## GOAL OF THE EXERCISE
Take the data that follows and retype it word for word.

## SOURCE DATA
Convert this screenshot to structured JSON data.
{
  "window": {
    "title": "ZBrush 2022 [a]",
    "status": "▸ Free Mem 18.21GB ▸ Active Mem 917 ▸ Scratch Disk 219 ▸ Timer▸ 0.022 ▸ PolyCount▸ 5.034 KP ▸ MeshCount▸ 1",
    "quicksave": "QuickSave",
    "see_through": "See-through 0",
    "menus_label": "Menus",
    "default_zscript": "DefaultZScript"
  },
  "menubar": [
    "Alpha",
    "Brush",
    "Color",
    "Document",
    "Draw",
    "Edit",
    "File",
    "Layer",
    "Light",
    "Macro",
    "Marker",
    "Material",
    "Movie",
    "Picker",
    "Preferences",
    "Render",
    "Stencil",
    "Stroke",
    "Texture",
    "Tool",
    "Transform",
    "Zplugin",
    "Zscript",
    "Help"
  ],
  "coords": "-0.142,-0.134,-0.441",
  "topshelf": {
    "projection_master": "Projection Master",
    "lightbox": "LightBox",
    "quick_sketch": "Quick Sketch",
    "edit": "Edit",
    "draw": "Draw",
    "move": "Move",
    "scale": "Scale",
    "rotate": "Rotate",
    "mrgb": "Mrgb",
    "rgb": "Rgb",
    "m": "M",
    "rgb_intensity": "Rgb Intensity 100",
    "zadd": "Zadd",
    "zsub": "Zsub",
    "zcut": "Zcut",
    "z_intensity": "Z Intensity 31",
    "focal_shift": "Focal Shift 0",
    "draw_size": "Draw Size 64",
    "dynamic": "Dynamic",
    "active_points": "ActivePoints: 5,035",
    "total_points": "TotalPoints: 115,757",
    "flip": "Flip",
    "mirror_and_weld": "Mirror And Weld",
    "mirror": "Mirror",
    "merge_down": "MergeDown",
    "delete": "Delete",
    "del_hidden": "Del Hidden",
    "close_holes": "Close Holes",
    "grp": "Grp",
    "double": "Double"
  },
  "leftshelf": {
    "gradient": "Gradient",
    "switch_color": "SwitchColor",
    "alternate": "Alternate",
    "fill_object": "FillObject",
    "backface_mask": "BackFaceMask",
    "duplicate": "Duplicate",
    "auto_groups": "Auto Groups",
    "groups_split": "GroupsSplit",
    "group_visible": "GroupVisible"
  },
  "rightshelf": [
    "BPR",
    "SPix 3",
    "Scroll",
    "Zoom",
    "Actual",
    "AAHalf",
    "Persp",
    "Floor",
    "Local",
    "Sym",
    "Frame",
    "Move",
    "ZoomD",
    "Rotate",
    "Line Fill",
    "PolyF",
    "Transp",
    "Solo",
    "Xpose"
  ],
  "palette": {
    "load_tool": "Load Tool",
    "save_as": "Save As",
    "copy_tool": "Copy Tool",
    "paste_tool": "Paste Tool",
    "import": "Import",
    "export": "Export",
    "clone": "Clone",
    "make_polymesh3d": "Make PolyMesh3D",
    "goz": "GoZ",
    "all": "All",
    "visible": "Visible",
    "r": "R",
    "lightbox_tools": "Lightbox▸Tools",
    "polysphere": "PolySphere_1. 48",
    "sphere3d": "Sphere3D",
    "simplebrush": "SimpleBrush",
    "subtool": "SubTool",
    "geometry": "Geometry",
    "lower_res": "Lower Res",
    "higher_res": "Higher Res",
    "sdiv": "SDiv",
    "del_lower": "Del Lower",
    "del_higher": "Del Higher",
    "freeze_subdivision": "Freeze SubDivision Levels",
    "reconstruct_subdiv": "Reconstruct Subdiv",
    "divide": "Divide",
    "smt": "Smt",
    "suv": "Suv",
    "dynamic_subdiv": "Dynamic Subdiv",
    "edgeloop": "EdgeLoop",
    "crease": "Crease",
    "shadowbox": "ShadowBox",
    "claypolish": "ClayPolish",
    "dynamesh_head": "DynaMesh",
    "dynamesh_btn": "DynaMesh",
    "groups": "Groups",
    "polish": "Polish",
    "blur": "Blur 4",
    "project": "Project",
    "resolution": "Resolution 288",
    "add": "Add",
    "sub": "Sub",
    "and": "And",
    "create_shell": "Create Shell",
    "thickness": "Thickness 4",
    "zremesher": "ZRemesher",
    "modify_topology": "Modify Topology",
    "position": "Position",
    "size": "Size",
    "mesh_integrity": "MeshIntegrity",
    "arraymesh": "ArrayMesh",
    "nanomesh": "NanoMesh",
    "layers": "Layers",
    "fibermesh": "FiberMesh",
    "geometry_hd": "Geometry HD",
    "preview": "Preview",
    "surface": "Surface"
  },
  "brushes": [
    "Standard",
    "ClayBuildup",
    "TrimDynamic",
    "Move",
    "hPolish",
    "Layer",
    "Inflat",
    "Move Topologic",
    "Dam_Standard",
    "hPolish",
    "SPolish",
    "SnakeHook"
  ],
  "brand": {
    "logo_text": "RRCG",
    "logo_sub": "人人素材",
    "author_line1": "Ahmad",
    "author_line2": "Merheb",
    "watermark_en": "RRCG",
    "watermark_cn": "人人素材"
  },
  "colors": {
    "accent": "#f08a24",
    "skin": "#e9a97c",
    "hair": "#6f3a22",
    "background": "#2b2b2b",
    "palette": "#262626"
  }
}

## FULL SOLUTION
Convert this screenshot to structured JSON data.
{
  "window": {
    "title": "ZBrush 2022 [a]",
    "status": "▸ Free Mem 18.21GB ▸ Active Mem 917 ▸ Scratch Disk 219 ▸ Timer▸ 0.022 ▸ PolyCount▸ 5.034 KP ▸ MeshCount▸ 1",
    "quicksave": "QuickSave",
    "see_through": "See-through 0",
    "menus_label": "Menus",
    "default_zscript": "DefaultZScript"
  },
  "menubar": [
    "Alpha",
    "Brush",
    "Color",
    "Document",
    "Draw",
    "Edit",
    "File",
    "Layer",
    "Light",
    "Macro",
    "Marker",
    "Material",
    "Movie",
    "Picker",
    "Preferences",
    "Render",
    "Stencil",
    "Stroke",
    "Texture",
    "Tool",
    "Transform",
    "Zplugin",
    "Zscript",
    "Help"
  ],
  "coords": "-0.142,-0.134,-0.441",
  "topshelf": {
    "projection_master": "Projection Master",
    "lightbox": "LightBox",
    "quick_sketch": "Quick Sketch",
    "edit": "Edit",
    "draw": "Draw",
    "move": "Move",
    "scale": "Scale",
    "rotate": "Rotate",
    "mrgb": "Mrgb",
    "rgb": "Rgb",
    "m": "M",
    "rgb_intensity": "Rgb Intensity 100",
    "zadd": "Zadd",
    "zsub": "Zsub",
    "zcut": "Zcut",
    "z_intensity": "Z Intensity 31",
    "focal_shift": "Focal Shift 0",
    "draw_size": "Draw Size 64",
    "dynamic": "Dynamic",
    "active_points": "ActivePoints: 5,035",
    "total_points": "TotalPoints: 115,757",
    "flip": "Flip",
    "mirror_and_weld": "Mirror And Weld",
    "mirror": "Mirror",
    "merge_down": "MergeDown",
    "delete": "Delete",
    "del_hidden": "Del Hidden",
    "close_holes": "Close Holes",
    "grp": "Grp",
    "double": "Double"
  },
  "leftshelf": {
    "gradient": "Gradient",
    "switch_color": "SwitchColor",
    "alternate": "Alternate",
    "fill_object": "FillObject",
    "backface_mask": "BackFaceMask",
    "duplicate": "Duplicate",
    "auto_groups": "Auto Groups",
    "groups_split": "GroupsSplit",
    "group_visible": "GroupVisible"
  },
  "rightshelf": [
    "BPR",
    "SPix 3",
    "Scroll",
    "Zoom",
    "Actual",
    "AAHalf",
    "Persp",
    "Floor",
    "Local",
    "Sym",
    "Frame",
    "Move",
    "ZoomD",
    "Rotate",
    "Line Fill",
    "PolyF",
    "Transp",
    "Solo",
    "Xpose"
  ],
  "palette": {
    "load_tool": "Load Tool",
    "save_as": "Save As",
    "copy_tool": "Copy Tool",
    "paste_tool": "Paste Tool",
    "import": "Import",
    "export": "Export",
    "clone": "Clone",
    "make_polymesh3d": "Make PolyMesh3D",
    "goz": "GoZ",
    "all": "All",
    "visible": "Visible",
    "r": "R",
    "lightbox_tools": "Lightbox▸Tools",
    "polysphere": "PolySphere_1. 48",
    "sphere3d": "Sphere3D",
    "simplebrush": "SimpleBrush",
    "subtool": "SubTool",
    "geometry": "Geometry",
    "lower_res": "Lower Res",
    "higher_res": "Higher Res",
    "sdiv": "SDiv",
    "del_lower": "Del Lower",
    "del_higher": "Del Higher",
    "freeze_subdivision": "Freeze SubDivision Levels",
    "reconstruct_subdiv": "Reconstruct Subdiv",
    "divide": "Divide",
    "smt": "Smt",
    "suv": "Suv",
    "dynamic_subdiv": "Dynamic Subdiv",
    "edgeloop": "EdgeLoop",
    "crease": "Crease",
    "shadowbox": "ShadowBox",
    "claypolish": "ClayPolish",
    "dynamesh_head": "DynaMesh",
    "dynamesh_btn": "DynaMesh",
    "groups": "Groups",
    "polish": "Polish",
    "blur": "Blur 4",
    "project": "Project",
    "resolution": "Resolution 288",
    "add": "Add",
    "sub": "Sub",
    "and": "And",
    "create_shell": "Create Shell",
    "thickness": "Thickness 4",
    "zremesher": "ZRemesher",
    "modify_topology": "Modify Topology",
    "position": "Position",
    "size": "Size",
    "mesh_integrity": "MeshIntegrity",
    "arraymesh": "ArrayMesh",
    "nanomesh": "NanoMesh",
    "layers": "Layers",
    "fibermesh": "FiberMesh",
    "geometry_hd": "Geometry HD",
    "preview": "Preview",
    "surface": "Surface"
  },
  "brushes": [
    "Standard",
    "ClayBuildup",
    "TrimDynamic",
    "Move",
    "hPolish",
    "Layer",
    "Inflat",
    "Move Topologic",
    "Dam_Standard",
    "hPolish",
    "SPolish",
    "SnakeHook"
  ],
  "brand": {
    "logo_text": "RRCG",
    "logo_sub": "人人素材",
    "author_line1": "Ahmad",
    "author_line2": "Merheb",
    "watermark_en": "RRCG",
    "watermark_cn": "人人素材"
  },
  "colors": {
    "accent": "#f08a24",
    "skin": "#e9a97c",
    "hair": "#6f3a22",
    "background": "#2b2b2b",
    "palette": "#262626"
  }
}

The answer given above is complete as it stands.